╭─ Data excerpts

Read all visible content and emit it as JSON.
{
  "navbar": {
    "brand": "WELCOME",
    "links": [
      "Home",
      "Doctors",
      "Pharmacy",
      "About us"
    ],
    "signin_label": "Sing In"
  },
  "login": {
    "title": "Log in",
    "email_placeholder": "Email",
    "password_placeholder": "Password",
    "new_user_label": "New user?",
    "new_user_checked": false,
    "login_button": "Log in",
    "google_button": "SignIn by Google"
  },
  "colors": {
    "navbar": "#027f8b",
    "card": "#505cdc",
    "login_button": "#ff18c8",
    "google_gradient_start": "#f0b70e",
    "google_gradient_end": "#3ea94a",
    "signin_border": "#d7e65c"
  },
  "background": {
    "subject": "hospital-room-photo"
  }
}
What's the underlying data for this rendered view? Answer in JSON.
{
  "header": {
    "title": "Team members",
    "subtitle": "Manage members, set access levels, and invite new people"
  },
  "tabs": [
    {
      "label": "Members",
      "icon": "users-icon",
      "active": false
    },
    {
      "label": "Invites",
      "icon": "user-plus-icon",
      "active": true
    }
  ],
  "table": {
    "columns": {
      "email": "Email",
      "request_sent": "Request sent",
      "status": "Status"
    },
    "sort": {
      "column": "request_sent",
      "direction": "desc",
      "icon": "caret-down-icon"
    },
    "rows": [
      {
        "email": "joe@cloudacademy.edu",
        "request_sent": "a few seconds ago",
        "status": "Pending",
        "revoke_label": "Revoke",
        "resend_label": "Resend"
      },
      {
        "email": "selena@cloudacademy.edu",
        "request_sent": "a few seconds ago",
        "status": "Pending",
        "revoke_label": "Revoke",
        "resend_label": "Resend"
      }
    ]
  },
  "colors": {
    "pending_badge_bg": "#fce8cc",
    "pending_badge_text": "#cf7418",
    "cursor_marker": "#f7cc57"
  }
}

╰─

◆ **Prompt**
Extract the full listing and reproduce each line exactly.

◆ **Complete answer**
Read all visible content and emit it as JSON.
{
  "navbar": {
    "brand": "WELCOME",
    "links": [
      "Home",
      "Doctors",
      "Pharmacy",
      "About us"
    ],
    "signin_label": "Sing In"
  },
  "login": {
    "title": "Log in",
    "email_placeholder": "Email",
    "password_placeholder": "Password",
    "new_user_label": "New user?",
    "new_user_checked": false,
    "login_button": "Log in",
    "google_button": "SignIn by Google"
  },
  "colors": {
    "navbar": "#027f8b",
    "card": "#505cdc",
    "login_button": "#ff18c8",
    "google_gradient_start": "#f0b70e",
    "google_gradient_end": "#3ea94a",
    "signin_border": "#d7e65c"
  },
  "background": {
    "subject": "hospital-room-photo"
  }
}
What's the underlying data for this rendered view? Answer in JSON.
{
  "header": {
    "title": "Team members",
    "subtitle": "Manage members, set access levels, and invite new people"
  },
  "tabs": [
    {
      "label": "Members",
      "icon": "users-icon",
      "active": false
    },
    {
      "label": "Invites",
      "icon": "user-plus-icon",
      "active": true
    }
  ],
  "table": {
    "columns": {
      "email": "Email",
      "request_sent": "Request sent",
      "status": "Status"
    },
    "sort": {
      "column": "request_sent",
      "direction": "desc",
      "icon": "caret-down-icon"
    },
    "rows": [
      {
        "email": "joe@cloudacademy.edu",
        "request_sent": "a few seconds ago",
        "status": "Pending",
        "revoke_label": "Revoke",
        "resend_label": "Resend"
      },
      {
        "email": "selena@cloudacademy.edu",
        "request_sent": "a few seconds ago",
        "status": "Pending",
        "revoke_label": "Revoke",
        "resend_label": "Resend"
      }
    ]
  },
  "colors": {
    "pending_badge_bg": "#fce8cc",
    "pending_badge_text": "#cf7418",
    "cursor_marker": "#f7cc57"
  }
}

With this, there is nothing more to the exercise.